Goal> Can you copy the lines from the one that contains "What data populates" through the end of the material below, exactly and with nothing else?

Provided entries>

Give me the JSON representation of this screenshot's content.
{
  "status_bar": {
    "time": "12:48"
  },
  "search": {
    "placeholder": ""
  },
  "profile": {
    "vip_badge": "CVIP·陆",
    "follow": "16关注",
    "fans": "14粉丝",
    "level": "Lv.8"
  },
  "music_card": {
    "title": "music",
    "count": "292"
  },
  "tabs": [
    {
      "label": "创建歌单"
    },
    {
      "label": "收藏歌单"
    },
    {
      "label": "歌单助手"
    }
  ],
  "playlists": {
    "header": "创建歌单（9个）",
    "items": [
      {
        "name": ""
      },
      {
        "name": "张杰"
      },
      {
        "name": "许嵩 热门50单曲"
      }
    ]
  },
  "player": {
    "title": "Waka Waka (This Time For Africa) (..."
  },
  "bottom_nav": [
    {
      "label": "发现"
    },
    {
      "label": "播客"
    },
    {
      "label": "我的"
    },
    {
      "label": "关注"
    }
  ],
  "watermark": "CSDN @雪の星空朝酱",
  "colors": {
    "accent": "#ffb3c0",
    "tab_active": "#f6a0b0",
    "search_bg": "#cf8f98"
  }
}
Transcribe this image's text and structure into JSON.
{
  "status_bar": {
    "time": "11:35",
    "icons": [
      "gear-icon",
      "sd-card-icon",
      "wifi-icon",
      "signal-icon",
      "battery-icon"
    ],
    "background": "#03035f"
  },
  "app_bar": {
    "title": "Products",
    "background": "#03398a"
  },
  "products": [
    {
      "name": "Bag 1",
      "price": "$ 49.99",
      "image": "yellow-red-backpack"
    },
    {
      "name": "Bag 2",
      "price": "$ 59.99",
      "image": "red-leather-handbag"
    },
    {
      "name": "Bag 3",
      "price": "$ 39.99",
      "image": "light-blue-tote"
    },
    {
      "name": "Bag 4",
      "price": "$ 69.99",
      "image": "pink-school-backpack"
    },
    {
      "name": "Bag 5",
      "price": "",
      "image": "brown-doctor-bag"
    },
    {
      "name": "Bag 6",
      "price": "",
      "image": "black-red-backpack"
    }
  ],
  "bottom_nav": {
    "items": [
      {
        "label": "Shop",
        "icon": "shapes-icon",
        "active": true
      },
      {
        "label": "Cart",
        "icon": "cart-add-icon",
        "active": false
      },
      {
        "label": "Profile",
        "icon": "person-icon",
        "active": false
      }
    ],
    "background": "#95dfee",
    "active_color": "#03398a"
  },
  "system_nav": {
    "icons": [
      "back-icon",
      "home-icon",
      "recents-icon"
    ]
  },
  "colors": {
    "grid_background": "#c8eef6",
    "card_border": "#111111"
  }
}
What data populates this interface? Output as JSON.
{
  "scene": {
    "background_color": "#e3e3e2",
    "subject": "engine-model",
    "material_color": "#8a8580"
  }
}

Answer to the exercise>
What data populates this interface? Output as JSON.
{
  "scene": {
    "background_color": "#e3e3e2",
    "subject": "engine-model",
    "material_color": "#8a8580"
  }
}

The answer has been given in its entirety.